[start]

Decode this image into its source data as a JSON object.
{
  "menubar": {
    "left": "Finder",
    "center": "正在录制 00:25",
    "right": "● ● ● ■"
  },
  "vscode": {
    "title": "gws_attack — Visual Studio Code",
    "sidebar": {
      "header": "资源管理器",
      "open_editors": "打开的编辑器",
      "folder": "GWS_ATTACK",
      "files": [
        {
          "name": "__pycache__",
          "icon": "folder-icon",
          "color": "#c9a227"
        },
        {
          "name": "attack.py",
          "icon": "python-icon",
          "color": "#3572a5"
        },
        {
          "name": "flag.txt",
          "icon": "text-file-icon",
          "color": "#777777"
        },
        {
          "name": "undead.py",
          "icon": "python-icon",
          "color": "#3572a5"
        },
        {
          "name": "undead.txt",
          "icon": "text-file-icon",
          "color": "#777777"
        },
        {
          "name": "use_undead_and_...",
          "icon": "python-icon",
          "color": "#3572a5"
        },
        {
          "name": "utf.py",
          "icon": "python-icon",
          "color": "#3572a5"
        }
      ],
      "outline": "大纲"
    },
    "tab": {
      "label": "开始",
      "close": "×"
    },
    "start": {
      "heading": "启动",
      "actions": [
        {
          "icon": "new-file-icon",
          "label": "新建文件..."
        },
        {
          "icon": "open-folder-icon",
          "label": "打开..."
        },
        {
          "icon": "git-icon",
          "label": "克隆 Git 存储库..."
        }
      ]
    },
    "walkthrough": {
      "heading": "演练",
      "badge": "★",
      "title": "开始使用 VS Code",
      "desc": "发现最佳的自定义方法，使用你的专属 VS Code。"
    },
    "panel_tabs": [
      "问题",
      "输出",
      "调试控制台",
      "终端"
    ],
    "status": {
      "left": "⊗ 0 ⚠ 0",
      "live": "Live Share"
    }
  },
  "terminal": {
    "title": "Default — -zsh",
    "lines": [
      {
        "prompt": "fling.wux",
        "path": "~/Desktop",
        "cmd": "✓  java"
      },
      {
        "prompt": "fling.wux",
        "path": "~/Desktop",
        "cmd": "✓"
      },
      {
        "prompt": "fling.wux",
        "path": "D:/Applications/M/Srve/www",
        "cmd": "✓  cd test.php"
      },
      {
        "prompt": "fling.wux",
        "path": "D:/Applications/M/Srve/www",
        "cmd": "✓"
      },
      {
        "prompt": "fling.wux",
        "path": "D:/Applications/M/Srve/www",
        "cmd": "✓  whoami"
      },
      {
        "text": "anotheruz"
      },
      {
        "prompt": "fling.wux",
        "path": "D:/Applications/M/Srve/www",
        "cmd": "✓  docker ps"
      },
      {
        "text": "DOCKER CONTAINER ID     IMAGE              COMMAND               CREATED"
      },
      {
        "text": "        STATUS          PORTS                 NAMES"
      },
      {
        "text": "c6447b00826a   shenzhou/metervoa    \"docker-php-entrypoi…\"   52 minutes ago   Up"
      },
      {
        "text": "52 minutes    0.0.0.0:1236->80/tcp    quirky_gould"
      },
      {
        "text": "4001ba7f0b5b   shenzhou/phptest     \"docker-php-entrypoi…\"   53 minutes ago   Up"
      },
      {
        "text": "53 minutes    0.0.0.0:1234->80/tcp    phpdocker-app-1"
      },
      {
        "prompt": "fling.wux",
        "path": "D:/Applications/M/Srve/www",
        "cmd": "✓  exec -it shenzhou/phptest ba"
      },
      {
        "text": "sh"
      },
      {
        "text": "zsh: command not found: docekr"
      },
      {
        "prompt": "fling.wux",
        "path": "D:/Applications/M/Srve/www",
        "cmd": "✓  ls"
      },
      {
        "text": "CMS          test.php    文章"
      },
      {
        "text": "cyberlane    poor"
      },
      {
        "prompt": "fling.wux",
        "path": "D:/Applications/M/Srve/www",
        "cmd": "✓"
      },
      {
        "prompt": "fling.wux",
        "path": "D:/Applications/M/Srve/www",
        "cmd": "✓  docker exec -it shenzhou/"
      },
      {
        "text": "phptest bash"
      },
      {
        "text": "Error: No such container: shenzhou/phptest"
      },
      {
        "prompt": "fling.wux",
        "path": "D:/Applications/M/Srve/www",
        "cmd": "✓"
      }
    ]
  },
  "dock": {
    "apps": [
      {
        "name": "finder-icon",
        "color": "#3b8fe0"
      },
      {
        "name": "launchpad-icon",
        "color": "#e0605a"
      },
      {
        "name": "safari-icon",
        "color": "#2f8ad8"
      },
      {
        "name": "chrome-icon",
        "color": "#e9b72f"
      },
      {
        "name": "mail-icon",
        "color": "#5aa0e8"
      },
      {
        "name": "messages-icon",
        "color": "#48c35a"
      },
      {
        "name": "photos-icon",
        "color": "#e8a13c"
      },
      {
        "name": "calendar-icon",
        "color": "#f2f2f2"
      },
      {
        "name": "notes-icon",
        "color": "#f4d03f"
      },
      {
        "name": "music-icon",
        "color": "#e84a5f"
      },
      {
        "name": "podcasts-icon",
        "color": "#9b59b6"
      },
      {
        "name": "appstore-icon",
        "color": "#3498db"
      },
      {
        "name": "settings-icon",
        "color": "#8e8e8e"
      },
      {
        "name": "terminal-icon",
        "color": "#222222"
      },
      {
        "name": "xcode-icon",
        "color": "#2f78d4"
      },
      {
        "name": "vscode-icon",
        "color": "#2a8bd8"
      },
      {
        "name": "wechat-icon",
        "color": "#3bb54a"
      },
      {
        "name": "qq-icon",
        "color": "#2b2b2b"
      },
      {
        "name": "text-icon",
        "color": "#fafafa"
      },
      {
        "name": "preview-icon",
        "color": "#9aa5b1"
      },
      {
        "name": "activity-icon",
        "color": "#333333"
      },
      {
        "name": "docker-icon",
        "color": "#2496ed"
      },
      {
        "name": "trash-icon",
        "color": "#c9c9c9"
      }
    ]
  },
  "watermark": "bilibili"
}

[end]

#### Aim of the exercise:
Working from the material above, retype it in its entirety without change.

#### Task answer:
Decode this image into its source data as a JSON object.
{
  "menubar": {
    "left": "Finder",
    "center": "正在录制 00:25",
    "right": "● ● ● ■"
  },
  "vscode": {
    "title": "gws_attack — Visual Studio Code",
    "sidebar": {
      "header": "资源管理器",
      "open_editors": "打开的编辑器",
      "folder": "GWS_ATTACK",
      "files": [
        {
          "name": "__pycache__",
          "icon": "folder-icon",
          "color": "#c9a227"
        },
        {
          "name": "attack.py",
          "icon": "python-icon",
          "color": "#3572a5"
        },
        {
          "name": "flag.txt",
          "icon": "text-file-icon",
          "color": "#777777"
        },
        {
          "name": "undead.py",
          "icon": "python-icon",
          "color": "#3572a5"
        },
        {
          "name": "undead.txt",
          "icon": "text-file-icon",
          "color": "#777777"
        },
        {
          "name": "use_undead_and_...",
          "icon": "python-icon",
          "color": "#3572a5"
        },
        {
          "name": "utf.py",
          "icon": "python-icon",
          "color": "#3572a5"
        }
      ],
      "outline": "大纲"
    },
    "tab": {
      "label": "开始",
      "close": "×"
    },
    "start": {
      "heading": "启动",
      "actions": [
        {
          "icon": "new-file-icon",
          "label": "新建文件..."
        },
        {
          "icon": "open-folder-icon",
          "label": "打开..."
        },
        {
          "icon": "git-icon",
          "label": "克隆 Git 存储库..."
        }
      ]
    },
    "walkthrough": {
      "heading": "演练",
      "badge": "★",
      "title": "开始使用 VS Code",
      "desc": "发现最佳的自定义方法，使用你的专属 VS Code。"
    },
    "panel_tabs": [
      "问题",
      "输出",
      "调试控制台",
      "终端"
    ],
    "status": {
      "left": "⊗ 0 ⚠ 0",
      "live": "Live Share"
    }
  },
  "terminal": {
    "title": "Default — -zsh",
    "lines": [
      {
        "prompt": "fling.wux",
        "path": "~/Desktop",
        "cmd": "✓  java"
      },
      {
        "prompt": "fling.wux",
        "path": "~/Desktop",
        "cmd": "✓"
      },
      {
        "prompt": "fling.wux",
        "path": "D:/Applications/M/Srve/www",
        "cmd": "✓  cd test.php"
      },
      {
        "prompt": "fling.wux",
        "path": "D:/Applications/M/Srve/www",
        "cmd": "✓"
      },
      {
        "prompt": "fling.wux",
        "path": "D:/Applications/M/Srve/www",
        "cmd": "✓  whoami"
      },
      {
        "text": "anotheruz"
      },
      {
        "prompt": "fling.wux",
        "path": "D:/Applications/M/Srve/www",
        "cmd": "✓  docker ps"
      },
      {
        "text": "DOCKER CONTAINER ID     IMAGE              COMMAND               CREATED"
      },
      {
        "text": "        STATUS          PORTS                 NAMES"
      },
      {
        "text": "c6447b00826a   shenzhou/metervoa    \"docker-php-entrypoi…\"   52 minutes ago   Up"
      },
      {
        "text": "52 minutes    0.0.0.0:1236->80/tcp    quirky_gould"
      },
      {
        "text": "4001ba7f0b5b   shenzhou/phptest     \"docker-php-entrypoi…\"   53 minutes ago   Up"
      },
      {
        "text": "53 minutes    0.0.0.0:1234->80/tcp    phpdocker-app-1"
      },
      {
        "prompt": "fling.wux",
        "path": "D:/Applications/M/Srve/www",
        "cmd": "✓  exec -it shenzhou/phptest ba"
      },
      {
        "text": "sh"
      },
      {
        "text": "zsh: command not found: docekr"
      },
      {
        "prompt": "fling.wux",
        "path": "D:/Applications/M/Srve/www",
        "cmd": "✓  ls"
      },
      {
        "text": "CMS          test.php    文章"
      },
      {
        "text": "cyberlane    poor"
      },
      {
        "prompt": "fling.wux",
        "path": "D:/Applications/M/Srve/www",
        "cmd": "✓"
      },
      {
        "prompt": "fling.wux",
        "path": "D:/Applications/M/Srve/www",
        "cmd": "✓  docker exec -it shenzhou/"
      },
      {
        "text": "phptest bash"
      },
      {
        "text": "Error: No such container: shenzhou/phptest"
      },
      {
        "prompt": "fling.wux",
        "path": "D:/Applications/M/Srve/www",
        "cmd": "✓"
      }
    ]
  },
  "dock": {
    "apps": [
      {
        "name": "finder-icon",
        "color": "#3b8fe0"
      },
      {
        "name": "launchpad-icon",
        "color": "#e0605a"
      },
      {
        "name": "safari-icon",
        "color": "#2f8ad8"
      },
      {
        "name": "chrome-icon",
        "color": "#e9b72f"
      },
      {
        "name": "mail-icon",
        "color": "#5aa0e8"
      },
      {
        "name": "messages-icon",
        "color": "#48c35a"
      },
      {
        "name": "photos-icon",
        "color": "#e8a13c"
      },
      {
        "name": "calendar-icon",
        "color": "#f2f2f2"
      },
      {
        "name": "notes-icon",
        "color": "#f4d03f"
      },
      {
        "name": "music-icon",
        "color": "#e84a5f"
      },
      {
        "name": "podcasts-icon",
        "color": "#9b59b6"
      },
      {
        "name": "appstore-icon",
        "color": "#3498db"
      },
      {
        "name": "settings-icon",
        "color": "#8e8e8e"
      },
      {
        "name": "terminal-icon",
        "color": "#222222"
      },
      {
        "name": "xcode-icon",
        "color": "#2f78d4"
      },
      {
        "name": "vscode-icon",
        "color": "#2a8bd8"
      },
      {
        "name": "wechat-icon",
        "color": "#3bb54a"
      },
      {
        "name": "qq-icon",
        "color": "#2b2b2b"
      },
      {
        "name": "text-icon",
        "color": "#fafafa"
      },
      {
        "name": "preview-icon",
        "color": "#9aa5b1"
      },
      {
        "name": "activity-icon",
        "color": "#333333"
      },
      {
        "name": "docker-icon",
        "color": "#2496ed"
      },
      {
        "name": "trash-icon",
        "color": "#c9c9c9"
      }
    ]
  },
  "watermark": "bilibili"
}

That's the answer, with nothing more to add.